Scan the records for the word "text". Copy each line that includes it.

■ Supplied material

--- Begin ---

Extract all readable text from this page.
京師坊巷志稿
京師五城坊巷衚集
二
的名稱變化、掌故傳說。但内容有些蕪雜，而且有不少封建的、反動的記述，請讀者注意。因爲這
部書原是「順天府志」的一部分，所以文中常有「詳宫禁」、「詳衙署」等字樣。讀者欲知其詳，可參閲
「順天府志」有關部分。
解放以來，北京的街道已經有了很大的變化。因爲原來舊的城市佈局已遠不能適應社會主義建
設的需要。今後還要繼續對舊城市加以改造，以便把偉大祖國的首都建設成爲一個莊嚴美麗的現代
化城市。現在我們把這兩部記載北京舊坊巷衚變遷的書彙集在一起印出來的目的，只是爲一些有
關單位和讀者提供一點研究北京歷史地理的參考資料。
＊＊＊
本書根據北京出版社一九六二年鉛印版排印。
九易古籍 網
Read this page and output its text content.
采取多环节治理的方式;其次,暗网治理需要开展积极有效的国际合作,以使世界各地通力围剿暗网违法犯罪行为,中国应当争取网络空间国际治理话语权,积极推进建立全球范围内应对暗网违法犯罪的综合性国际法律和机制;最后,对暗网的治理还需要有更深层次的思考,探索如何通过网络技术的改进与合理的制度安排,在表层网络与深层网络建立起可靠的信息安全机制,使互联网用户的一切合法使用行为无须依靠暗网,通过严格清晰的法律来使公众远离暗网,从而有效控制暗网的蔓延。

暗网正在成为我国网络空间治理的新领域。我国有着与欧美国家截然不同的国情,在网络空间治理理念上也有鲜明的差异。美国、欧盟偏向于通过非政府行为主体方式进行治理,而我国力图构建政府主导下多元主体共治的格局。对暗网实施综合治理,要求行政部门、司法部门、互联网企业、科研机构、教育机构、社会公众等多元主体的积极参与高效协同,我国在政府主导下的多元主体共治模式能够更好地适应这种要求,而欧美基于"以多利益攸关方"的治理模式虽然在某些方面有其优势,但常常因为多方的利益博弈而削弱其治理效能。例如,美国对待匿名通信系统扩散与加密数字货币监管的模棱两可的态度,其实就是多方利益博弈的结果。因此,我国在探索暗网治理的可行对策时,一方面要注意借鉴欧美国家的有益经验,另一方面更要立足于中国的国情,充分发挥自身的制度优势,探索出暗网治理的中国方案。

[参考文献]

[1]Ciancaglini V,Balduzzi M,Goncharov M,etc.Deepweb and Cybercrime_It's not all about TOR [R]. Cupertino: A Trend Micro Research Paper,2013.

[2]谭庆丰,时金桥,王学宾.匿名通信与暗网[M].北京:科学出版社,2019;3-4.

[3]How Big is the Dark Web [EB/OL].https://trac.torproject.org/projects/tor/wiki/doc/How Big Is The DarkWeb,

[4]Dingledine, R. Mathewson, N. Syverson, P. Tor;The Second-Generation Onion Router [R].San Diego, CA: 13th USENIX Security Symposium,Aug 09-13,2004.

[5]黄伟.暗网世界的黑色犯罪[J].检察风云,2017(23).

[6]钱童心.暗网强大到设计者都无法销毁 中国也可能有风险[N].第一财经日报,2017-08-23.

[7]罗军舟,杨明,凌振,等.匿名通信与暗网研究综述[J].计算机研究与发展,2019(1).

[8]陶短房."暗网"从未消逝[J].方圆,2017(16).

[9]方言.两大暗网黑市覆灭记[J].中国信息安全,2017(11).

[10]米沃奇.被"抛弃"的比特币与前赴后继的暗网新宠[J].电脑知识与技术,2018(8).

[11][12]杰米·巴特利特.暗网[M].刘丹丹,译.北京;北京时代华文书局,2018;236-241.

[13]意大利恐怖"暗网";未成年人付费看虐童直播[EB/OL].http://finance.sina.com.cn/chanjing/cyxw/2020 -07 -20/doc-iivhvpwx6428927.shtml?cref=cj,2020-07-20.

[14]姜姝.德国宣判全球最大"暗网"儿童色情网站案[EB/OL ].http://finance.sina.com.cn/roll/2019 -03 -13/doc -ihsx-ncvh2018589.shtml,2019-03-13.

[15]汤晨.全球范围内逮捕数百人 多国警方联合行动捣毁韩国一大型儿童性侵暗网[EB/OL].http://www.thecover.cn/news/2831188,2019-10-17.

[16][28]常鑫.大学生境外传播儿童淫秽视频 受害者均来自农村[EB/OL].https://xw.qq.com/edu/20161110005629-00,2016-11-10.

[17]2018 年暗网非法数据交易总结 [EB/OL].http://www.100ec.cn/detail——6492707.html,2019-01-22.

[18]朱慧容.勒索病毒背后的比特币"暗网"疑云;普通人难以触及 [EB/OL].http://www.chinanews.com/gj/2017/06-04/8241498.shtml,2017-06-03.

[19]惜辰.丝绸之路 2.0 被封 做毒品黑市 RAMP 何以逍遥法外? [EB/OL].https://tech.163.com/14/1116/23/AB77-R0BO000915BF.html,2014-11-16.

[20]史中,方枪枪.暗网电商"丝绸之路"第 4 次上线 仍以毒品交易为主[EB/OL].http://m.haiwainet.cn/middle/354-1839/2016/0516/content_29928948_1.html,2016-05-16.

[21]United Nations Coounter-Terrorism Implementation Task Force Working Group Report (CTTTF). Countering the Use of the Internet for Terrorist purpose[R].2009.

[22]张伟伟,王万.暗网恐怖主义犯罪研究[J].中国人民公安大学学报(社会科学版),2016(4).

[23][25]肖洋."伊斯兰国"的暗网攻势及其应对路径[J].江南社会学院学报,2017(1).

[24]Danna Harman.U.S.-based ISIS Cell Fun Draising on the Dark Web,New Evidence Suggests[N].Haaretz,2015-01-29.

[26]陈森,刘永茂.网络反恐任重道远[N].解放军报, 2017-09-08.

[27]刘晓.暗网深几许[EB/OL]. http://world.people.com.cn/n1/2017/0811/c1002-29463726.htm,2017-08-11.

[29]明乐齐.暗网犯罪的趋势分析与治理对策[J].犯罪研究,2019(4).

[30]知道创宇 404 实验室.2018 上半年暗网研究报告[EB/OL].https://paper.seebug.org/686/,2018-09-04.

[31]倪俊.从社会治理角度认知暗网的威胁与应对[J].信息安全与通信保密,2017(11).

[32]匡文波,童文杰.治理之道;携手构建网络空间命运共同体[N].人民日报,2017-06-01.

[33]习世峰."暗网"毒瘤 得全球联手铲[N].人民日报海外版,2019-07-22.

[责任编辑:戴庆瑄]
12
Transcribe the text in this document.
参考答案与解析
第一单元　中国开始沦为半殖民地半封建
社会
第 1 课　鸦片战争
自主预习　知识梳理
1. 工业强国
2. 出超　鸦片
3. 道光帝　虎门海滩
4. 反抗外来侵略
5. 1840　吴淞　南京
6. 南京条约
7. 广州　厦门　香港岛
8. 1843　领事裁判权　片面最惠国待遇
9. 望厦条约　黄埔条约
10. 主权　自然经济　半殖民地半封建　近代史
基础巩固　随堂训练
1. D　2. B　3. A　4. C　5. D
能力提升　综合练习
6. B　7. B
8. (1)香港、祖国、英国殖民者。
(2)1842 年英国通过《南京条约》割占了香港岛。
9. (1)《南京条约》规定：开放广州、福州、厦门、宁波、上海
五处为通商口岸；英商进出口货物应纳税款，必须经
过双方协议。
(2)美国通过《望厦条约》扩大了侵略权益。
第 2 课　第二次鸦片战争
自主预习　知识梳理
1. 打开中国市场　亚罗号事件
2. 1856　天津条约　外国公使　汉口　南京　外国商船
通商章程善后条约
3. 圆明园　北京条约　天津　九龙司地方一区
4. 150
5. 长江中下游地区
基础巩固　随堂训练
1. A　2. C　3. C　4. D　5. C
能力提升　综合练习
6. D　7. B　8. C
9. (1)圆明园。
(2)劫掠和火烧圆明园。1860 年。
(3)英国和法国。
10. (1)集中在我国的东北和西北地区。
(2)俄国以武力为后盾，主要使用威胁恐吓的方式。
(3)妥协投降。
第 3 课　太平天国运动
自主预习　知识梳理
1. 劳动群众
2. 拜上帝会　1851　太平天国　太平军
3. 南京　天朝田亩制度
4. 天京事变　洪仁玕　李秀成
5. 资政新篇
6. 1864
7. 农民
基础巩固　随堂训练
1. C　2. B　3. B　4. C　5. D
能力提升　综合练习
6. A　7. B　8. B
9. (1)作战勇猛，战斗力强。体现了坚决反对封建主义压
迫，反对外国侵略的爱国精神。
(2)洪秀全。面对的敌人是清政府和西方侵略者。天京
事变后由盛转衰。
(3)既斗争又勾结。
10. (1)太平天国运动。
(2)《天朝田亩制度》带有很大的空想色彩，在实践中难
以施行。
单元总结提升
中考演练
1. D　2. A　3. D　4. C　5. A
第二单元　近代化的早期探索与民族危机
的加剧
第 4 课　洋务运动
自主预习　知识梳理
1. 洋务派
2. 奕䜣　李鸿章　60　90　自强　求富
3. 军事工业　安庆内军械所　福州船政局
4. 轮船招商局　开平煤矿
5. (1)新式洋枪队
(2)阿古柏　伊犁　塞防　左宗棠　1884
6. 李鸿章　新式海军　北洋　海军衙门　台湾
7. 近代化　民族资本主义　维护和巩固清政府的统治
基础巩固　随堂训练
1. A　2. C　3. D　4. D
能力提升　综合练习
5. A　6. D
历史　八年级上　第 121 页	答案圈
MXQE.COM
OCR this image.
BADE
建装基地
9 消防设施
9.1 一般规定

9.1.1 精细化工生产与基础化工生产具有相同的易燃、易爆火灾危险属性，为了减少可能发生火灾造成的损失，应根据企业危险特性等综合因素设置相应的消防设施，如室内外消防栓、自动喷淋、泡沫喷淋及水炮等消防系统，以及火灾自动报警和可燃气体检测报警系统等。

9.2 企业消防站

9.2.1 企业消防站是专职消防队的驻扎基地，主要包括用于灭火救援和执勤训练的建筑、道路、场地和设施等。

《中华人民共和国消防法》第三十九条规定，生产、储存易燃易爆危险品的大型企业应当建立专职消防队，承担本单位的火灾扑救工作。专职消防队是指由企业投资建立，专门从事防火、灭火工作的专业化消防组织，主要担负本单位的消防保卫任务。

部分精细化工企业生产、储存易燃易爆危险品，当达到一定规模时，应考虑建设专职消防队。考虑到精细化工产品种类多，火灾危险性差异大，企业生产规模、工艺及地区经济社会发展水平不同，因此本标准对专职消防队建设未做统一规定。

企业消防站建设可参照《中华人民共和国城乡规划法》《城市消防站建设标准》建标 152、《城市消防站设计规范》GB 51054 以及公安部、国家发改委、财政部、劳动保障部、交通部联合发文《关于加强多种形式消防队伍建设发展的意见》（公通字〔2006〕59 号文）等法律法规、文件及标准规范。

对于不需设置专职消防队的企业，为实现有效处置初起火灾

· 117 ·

--- End ---

■ Solution
Extract all readable text from this page.
Read this page and output its text content.
Transcribe the text in this document.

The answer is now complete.